Echo the lines of the material starting with the line that contains "more-options-icon[interactable]: ··· bbox=[1366, 232, 1402, 266]" and going on through the line that contains "zoom-icon[interactable] bbox=[888, 74, 912, 98]", both included, with nothing changed.

[Information shown start]

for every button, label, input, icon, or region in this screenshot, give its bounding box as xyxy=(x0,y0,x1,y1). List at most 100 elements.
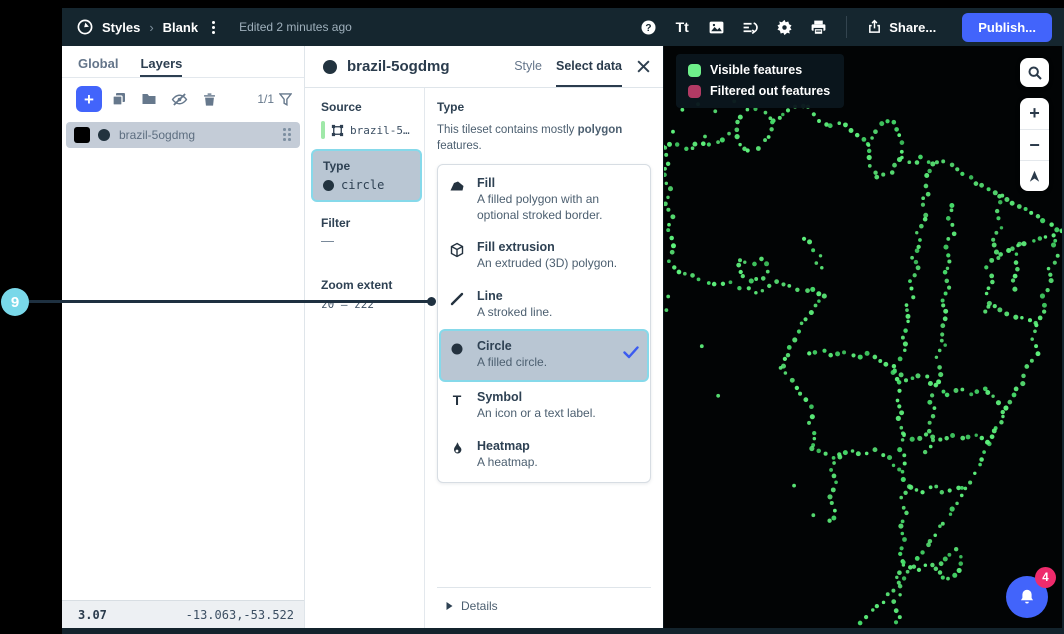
details-caret-icon xyxy=(445,601,454,611)
group-layers-folder-icon[interactable] xyxy=(136,87,162,111)
zoom-out-button[interactable]: − xyxy=(1020,129,1049,160)
filter-funnel-icon xyxy=(279,93,292,106)
compass-button[interactable] xyxy=(1020,160,1049,191)
source-color-bar xyxy=(321,121,325,139)
type-option-description: A heatmap. xyxy=(477,455,639,471)
layer-row-brazil[interactable]: brazil-5ogdmg xyxy=(66,122,300,148)
help-icon[interactable]: ? xyxy=(634,14,662,40)
type-option-description: A stroked line. xyxy=(477,305,639,321)
type-option-description: A filled circle. xyxy=(477,355,617,371)
annotation-number-badge: 9 xyxy=(1,288,29,316)
images-icon[interactable] xyxy=(702,14,730,40)
tab-select-data[interactable]: Select data xyxy=(556,46,622,87)
legend-label: Filtered out features xyxy=(710,84,830,98)
zoom-in-button[interactable]: + xyxy=(1020,98,1049,129)
extrusion-type-icon xyxy=(449,240,466,272)
zoom-extent-value: z0 – z22 xyxy=(321,298,416,311)
legend-swatch xyxy=(688,85,701,98)
map-search-button[interactable] xyxy=(1020,58,1049,87)
compass-icon xyxy=(1027,169,1042,184)
map-zoom-controls: + − xyxy=(1020,98,1049,191)
top-bar: Styles › Blank Edited 2 minutes ago ? Tt xyxy=(62,8,1064,46)
filter-label: Filter xyxy=(321,216,416,230)
filter-value: — xyxy=(321,233,416,248)
type-option-name: Heatmap xyxy=(477,439,639,453)
type-option-description: A filled polygon with an optional stroke… xyxy=(477,192,639,223)
window-bottom-strip xyxy=(62,628,1064,634)
editor-sidebar: Source brazil-5… Type circle Filter xyxy=(305,88,425,628)
type-option-fill-extrusion[interactable]: Fill extrusion An extruded (3D) polygon. xyxy=(441,232,647,281)
layers-toolbar: + 1/1 xyxy=(62,78,304,120)
history-icon[interactable] xyxy=(736,14,764,40)
source-row[interactable]: brazil-5… xyxy=(321,121,416,139)
type-option-name: Fill extrusion xyxy=(477,240,639,254)
editor-header: brazil-5ogdmg Style Select data xyxy=(305,46,663,88)
type-option-name: Fill xyxy=(477,176,639,190)
tab-style[interactable]: Style xyxy=(514,46,542,87)
breadcrumb-chevron-icon: › xyxy=(149,20,153,35)
share-button[interactable]: Share... xyxy=(861,19,942,35)
tab-layers[interactable]: Layers xyxy=(140,56,182,77)
symbol-type-icon: T xyxy=(449,390,466,422)
breadcrumb-style-name: Blank xyxy=(163,20,198,35)
type-card-value: circle xyxy=(341,178,384,192)
settings-gear-icon[interactable] xyxy=(770,14,798,40)
map-status-bar: 3.07 -13.063,-53.522 xyxy=(62,600,304,628)
type-option-name: Line xyxy=(477,289,639,303)
type-option-fill[interactable]: Fill A filled polygon with an optional st… xyxy=(441,168,647,232)
fonts-icon[interactable]: Tt xyxy=(668,14,696,40)
tab-global[interactable]: Global xyxy=(78,56,118,77)
duplicate-layer-icon[interactable] xyxy=(106,87,132,111)
layer-editor-panel: brazil-5ogdmg Style Select data Source b… xyxy=(305,46,664,628)
legend-swatch xyxy=(688,64,701,77)
type-option-heatmap[interactable]: Heatmap A heatmap. xyxy=(441,431,647,480)
type-selection-main: Type This tileset contains mostly polygo… xyxy=(425,88,663,628)
close-editor-icon[interactable] xyxy=(636,59,651,74)
type-section-heading: Type xyxy=(437,100,651,114)
tileset-description: This tileset contains mostly polygon fea… xyxy=(437,123,651,154)
source-label: Source xyxy=(321,100,416,114)
legend-row: Visible features xyxy=(688,63,830,77)
circle-type-icon xyxy=(449,339,466,371)
zoom-level-value: 3.07 xyxy=(78,608,107,622)
add-layer-button[interactable]: + xyxy=(76,86,102,112)
print-icon[interactable] xyxy=(804,14,832,40)
publish-button[interactable]: Publish... xyxy=(962,13,1052,42)
delete-layer-trash-icon[interactable] xyxy=(196,87,222,111)
edited-timestamp: Edited 2 minutes ago xyxy=(239,20,352,34)
layer-filter-control[interactable]: 1/1 xyxy=(257,92,292,106)
svg-text:?: ? xyxy=(645,23,651,34)
toolbar-divider xyxy=(846,16,847,38)
layer-type-circle-icon xyxy=(98,129,110,141)
map-legend: Visible features Filtered out features xyxy=(676,54,844,108)
style-menu-kebab-icon[interactable] xyxy=(206,18,221,37)
svg-text:T: T xyxy=(453,392,462,408)
type-option-name: Circle xyxy=(477,339,617,353)
selected-check-icon xyxy=(623,346,639,364)
notification-count-badge: 4 xyxy=(1035,567,1056,588)
mapbox-logo-icon[interactable] xyxy=(76,18,94,36)
polygon-source-icon xyxy=(330,123,345,138)
layer-count-text: 1/1 xyxy=(257,92,274,106)
layer-drag-handle[interactable] xyxy=(283,128,292,142)
type-option-description: An extruded (3D) polygon. xyxy=(477,256,639,272)
type-option-line[interactable]: Line A stroked line. xyxy=(441,281,647,330)
circle-type-icon xyxy=(323,180,334,191)
layers-panel: Global Layers + 1/1 xyxy=(62,46,305,628)
coordinates-value: -13.063,-53.522 xyxy=(186,608,294,622)
hide-layer-eye-off-icon[interactable] xyxy=(166,87,192,111)
app-window: Styles › Blank Edited 2 minutes ago ? Tt xyxy=(62,8,1064,634)
bell-icon xyxy=(1018,588,1036,606)
details-label: Details xyxy=(461,599,498,613)
type-option-name: Symbol xyxy=(477,390,639,404)
details-toggle[interactable]: Details xyxy=(437,587,651,628)
type-card-label: Type xyxy=(323,159,410,173)
type-option-circle[interactable]: Circle A filled circle. xyxy=(441,331,647,380)
breadcrumb-styles[interactable]: Styles xyxy=(102,20,140,35)
layer-type-dot-icon xyxy=(323,60,337,74)
type-option-description: An icon or a text label. xyxy=(477,406,639,422)
type-option-symbol[interactable]: T Symbol An icon or a text label. xyxy=(441,382,647,431)
map-canvas[interactable]: Visible features Filtered out features + … xyxy=(664,46,1064,628)
line-type-icon xyxy=(449,289,466,321)
type-card-selected[interactable]: Type circle xyxy=(313,151,420,200)
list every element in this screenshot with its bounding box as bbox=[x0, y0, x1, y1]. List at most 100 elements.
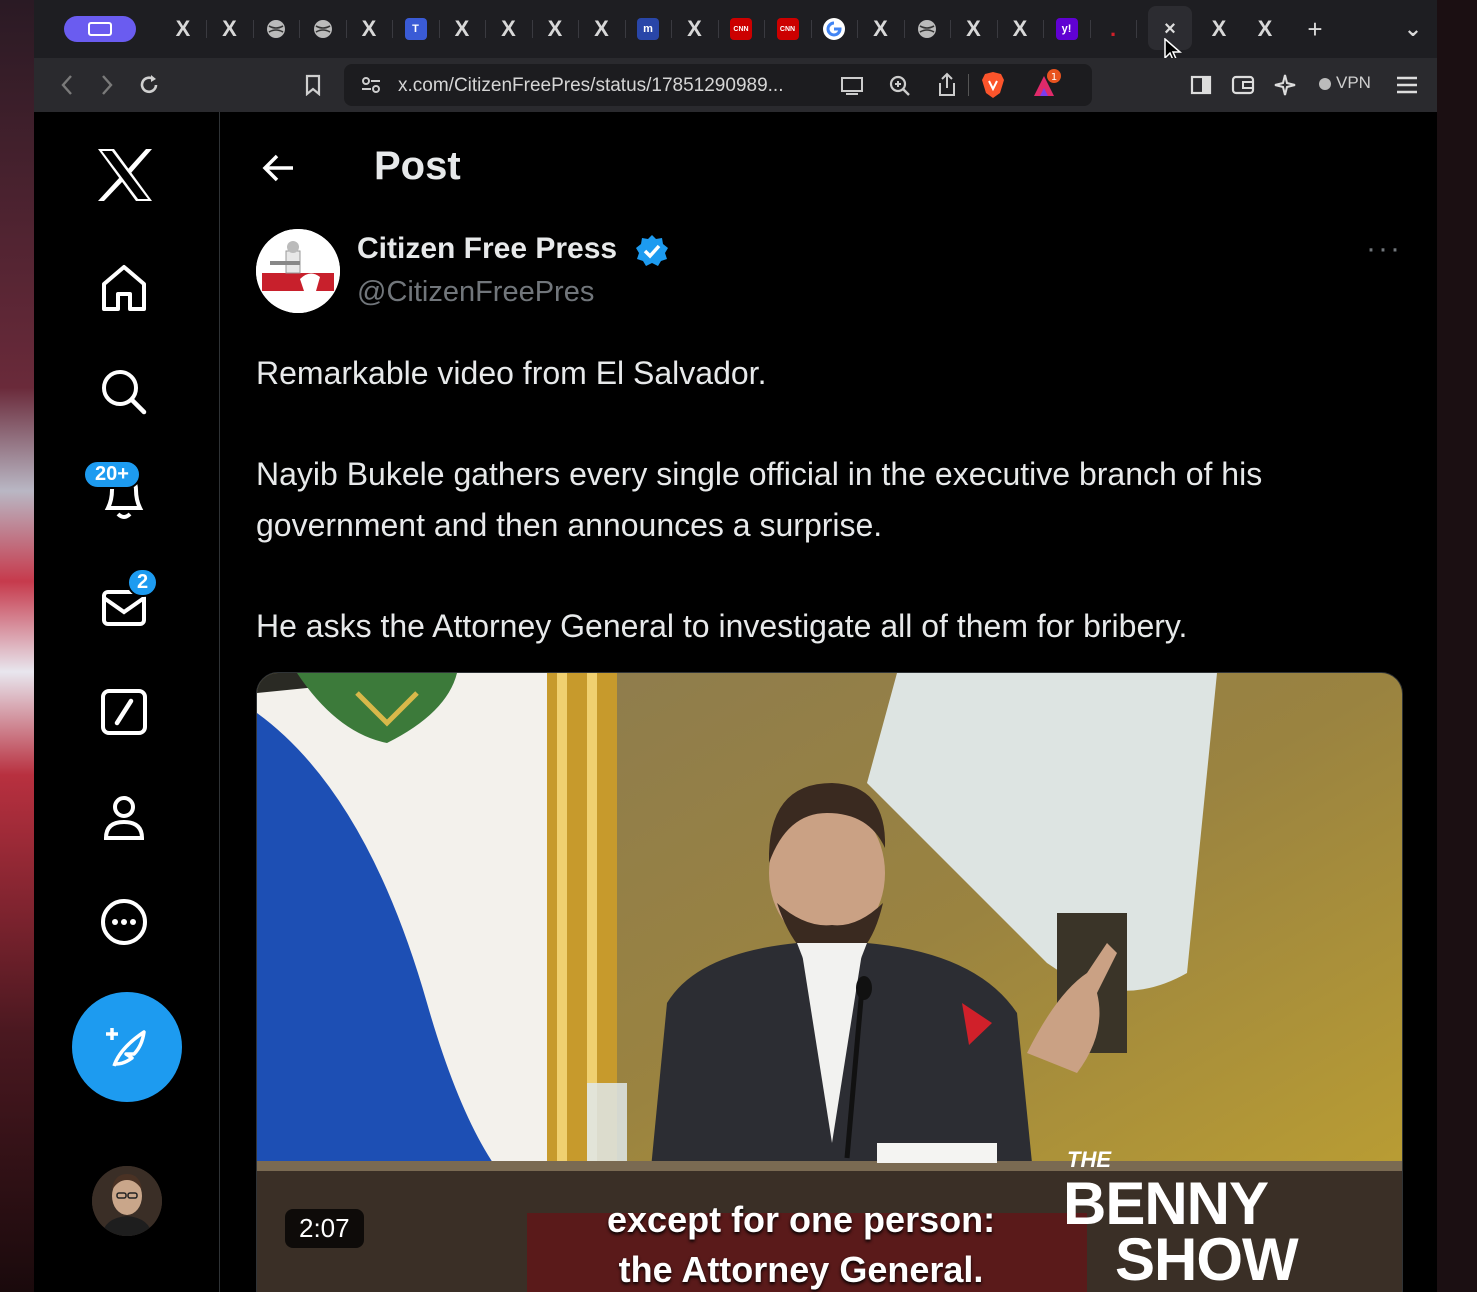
more-options-icon[interactable]: ··· bbox=[1366, 232, 1402, 266]
browser-toolbar: x.com/CitizenFreePres/status/17851290989… bbox=[34, 58, 1437, 112]
cnn-icon: CNN bbox=[776, 18, 799, 40]
tab-separator bbox=[345, 20, 347, 38]
background-flag-strip bbox=[0, 0, 34, 1292]
share-icon[interactable] bbox=[936, 72, 958, 98]
tab-dot[interactable]: . bbox=[1098, 14, 1128, 44]
address-bar[interactable]: x.com/CitizenFreePres/status/17851290989… bbox=[344, 64, 1092, 106]
background-right-strip bbox=[1437, 0, 1477, 1292]
url-text: x.com/CitizenFreePres/status/17851290989… bbox=[398, 75, 784, 96]
post-text: Remarkable video from El Salvador. Nayib… bbox=[256, 348, 1406, 651]
tab-separator bbox=[671, 20, 672, 38]
tab-x[interactable]: X bbox=[587, 14, 617, 44]
tab-x[interactable]: X bbox=[680, 14, 710, 44]
post-text-paragraph: Remarkable video from El Salvador. bbox=[256, 355, 767, 391]
svg-text:1: 1 bbox=[1051, 72, 1057, 83]
tab-x[interactable]: X bbox=[215, 14, 245, 44]
notifications-badge: 20+ bbox=[83, 460, 141, 489]
back-arrow-icon[interactable] bbox=[259, 148, 299, 188]
tab-separator bbox=[531, 20, 533, 38]
tab-separator bbox=[438, 20, 440, 38]
more-nav-icon[interactable] bbox=[94, 892, 154, 952]
video-caption: except for one person: the Attorney Gene… bbox=[607, 1195, 995, 1292]
zoom-icon[interactable] bbox=[888, 74, 912, 98]
home-nav-icon[interactable] bbox=[94, 258, 154, 318]
tab-separator bbox=[810, 20, 812, 38]
author-name[interactable]: Citizen Free Press bbox=[357, 232, 617, 266]
tab-news[interactable]: m bbox=[633, 14, 663, 44]
t-app-icon: T bbox=[404, 18, 427, 40]
tab-globe[interactable] bbox=[308, 14, 338, 44]
workspace-button[interactable] bbox=[64, 16, 136, 42]
profile-nav-icon[interactable] bbox=[94, 788, 154, 848]
caption-line: the Attorney General. bbox=[618, 1249, 984, 1290]
urlbar-divider bbox=[968, 74, 969, 96]
yahoo-icon: y! bbox=[1055, 18, 1078, 40]
post-text-paragraph: Nayib Bukele gathers every single offici… bbox=[256, 456, 1263, 543]
tab-yahoo[interactable]: y! bbox=[1052, 14, 1082, 44]
tab-x[interactable]: X bbox=[447, 14, 477, 44]
verified-badge-icon bbox=[636, 235, 668, 266]
vpn-button[interactable]: VPN bbox=[1336, 73, 1371, 93]
site-settings-icon[interactable] bbox=[360, 76, 382, 94]
tab-separator bbox=[1089, 20, 1091, 38]
sidebar-toggle-icon[interactable] bbox=[1186, 70, 1216, 100]
messages-badge: 2 bbox=[127, 568, 159, 597]
tab-t-app[interactable]: T bbox=[401, 14, 431, 44]
tab-x[interactable]: X bbox=[168, 14, 198, 44]
globe-icon bbox=[918, 20, 936, 38]
video-duration: 2:07 bbox=[285, 1209, 364, 1248]
compose-post-button[interactable] bbox=[72, 992, 182, 1102]
author-avatar[interactable] bbox=[256, 229, 340, 313]
forward-nav-icon[interactable] bbox=[92, 70, 122, 100]
back-nav-icon[interactable] bbox=[52, 70, 82, 100]
grok-nav-icon[interactable] bbox=[94, 682, 154, 742]
tab-separator bbox=[1043, 20, 1044, 38]
tab-separator bbox=[578, 20, 579, 38]
tab-globe[interactable] bbox=[261, 14, 291, 44]
tab-separator bbox=[485, 20, 486, 38]
news-icon: m bbox=[637, 18, 659, 40]
video-player[interactable]: 2:07 except for one person: the Attorney… bbox=[256, 672, 1403, 1292]
tab-x[interactable]: X bbox=[1005, 14, 1035, 44]
tab-separator bbox=[206, 20, 207, 38]
tab-separator bbox=[857, 20, 858, 38]
tab-separator bbox=[624, 20, 626, 38]
logo-show: SHOW bbox=[1115, 1226, 1299, 1292]
tab-list-chevron-icon[interactable]: ⌄ bbox=[1398, 14, 1428, 44]
tab-x[interactable]: X bbox=[354, 14, 384, 44]
tab-x[interactable]: X bbox=[866, 14, 896, 44]
brave-shields-icon[interactable] bbox=[980, 71, 1006, 99]
menu-icon[interactable] bbox=[1392, 70, 1422, 100]
cast-icon[interactable] bbox=[840, 76, 866, 96]
tab-google[interactable] bbox=[819, 14, 849, 44]
tab-separator bbox=[1136, 20, 1137, 38]
workspace-icon bbox=[88, 22, 112, 36]
tab-globe[interactable] bbox=[912, 14, 942, 44]
author-handle[interactable]: @CitizenFreePres bbox=[357, 276, 594, 309]
globe-icon bbox=[267, 20, 285, 38]
account-avatar[interactable] bbox=[92, 1166, 162, 1236]
tab-x[interactable]: X bbox=[540, 14, 570, 44]
tab-cnn[interactable]: CNN bbox=[773, 14, 803, 44]
wallet-icon[interactable] bbox=[1228, 70, 1258, 100]
new-tab-button[interactable]: + bbox=[1300, 14, 1330, 44]
reload-icon[interactable] bbox=[134, 70, 164, 100]
globe-icon bbox=[313, 20, 332, 38]
caption-line: except for one person: bbox=[607, 1199, 996, 1240]
tab-strip: X X X T X X X Xm X CNN CNN X X Xy!. × X X + ⌄ bbox=[34, 0, 1437, 63]
x-logo-icon[interactable] bbox=[92, 142, 158, 208]
vpn-status-icon[interactable] bbox=[1318, 77, 1332, 91]
tab-x[interactable]: X bbox=[1250, 14, 1280, 44]
google-icon bbox=[823, 18, 845, 40]
post-text-paragraph: He asks the Attorney General to investig… bbox=[256, 607, 1188, 644]
search-nav-icon[interactable] bbox=[94, 362, 154, 422]
tab-x[interactable]: X bbox=[494, 14, 524, 44]
cnn-icon: CNN bbox=[730, 18, 752, 40]
tab-x[interactable]: X bbox=[1204, 14, 1234, 44]
tab-cnn[interactable]: CNN bbox=[726, 14, 756, 44]
bookmark-icon[interactable] bbox=[298, 70, 328, 100]
tab-x[interactable]: X bbox=[959, 14, 989, 44]
tab-separator bbox=[950, 20, 951, 38]
brave-rewards-icon[interactable]: 1 bbox=[1030, 68, 1064, 100]
leo-ai-icon[interactable] bbox=[1270, 70, 1300, 100]
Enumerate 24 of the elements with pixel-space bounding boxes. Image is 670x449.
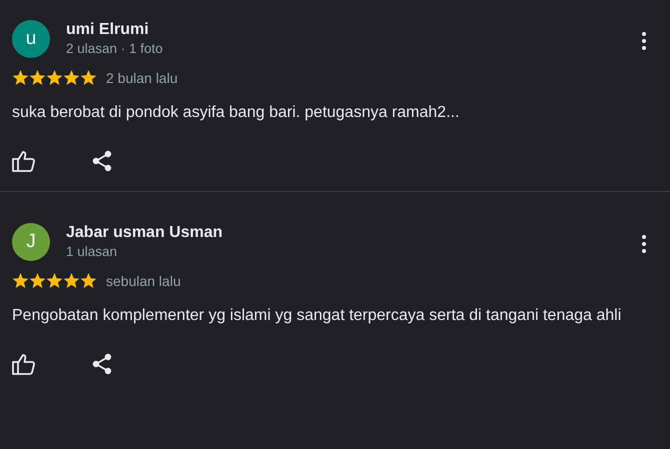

[Information shown end]

-- Response to this task --
more-options-icon[interactable]: ··· bbox=[1366, 232, 1402, 266]
browser-toolbar: x.com/CitizenFreePres/status/17851290989… bbox=[34, 58, 1437, 112]
cnn-icon: CNN bbox=[776, 18, 799, 40]
tab-separator bbox=[345, 20, 347, 38]
background-flag-strip bbox=[0, 0, 34, 1292]
share-icon[interactable] bbox=[936, 72, 958, 98]
tab-dot[interactable]: . bbox=[1098, 14, 1128, 44]
address-bar[interactable]: x.com/CitizenFreePres/status/17851290989… bbox=[344, 64, 1092, 106]
background-right-strip bbox=[1437, 0, 1477, 1292]
url-text: x.com/CitizenFreePres/status/17851290989… bbox=[398, 75, 784, 96]
post-text: Remarkable video from El Salvador. Nayib… bbox=[256, 348, 1406, 651]
tab-separator bbox=[671, 20, 672, 38]
tab-x[interactable]: X bbox=[587, 14, 617, 44]
tab-x[interactable]: X bbox=[680, 14, 710, 44]
post-text-paragraph: Remarkable video from El Salvador. bbox=[256, 355, 767, 391]
svg-text:1: 1 bbox=[1051, 72, 1057, 83]
tab-x[interactable]: X bbox=[215, 14, 245, 44]
notifications-badge: 20+ bbox=[83, 460, 141, 489]
back-arrow-icon[interactable] bbox=[259, 148, 299, 188]
tab-separator bbox=[531, 20, 533, 38]
tab-separator bbox=[438, 20, 440, 38]
more-nav-icon[interactable] bbox=[94, 892, 154, 952]
video-caption: except for one person: the Attorney Gene… bbox=[607, 1195, 995, 1292]
zoom-icon[interactable] bbox=[888, 74, 912, 98]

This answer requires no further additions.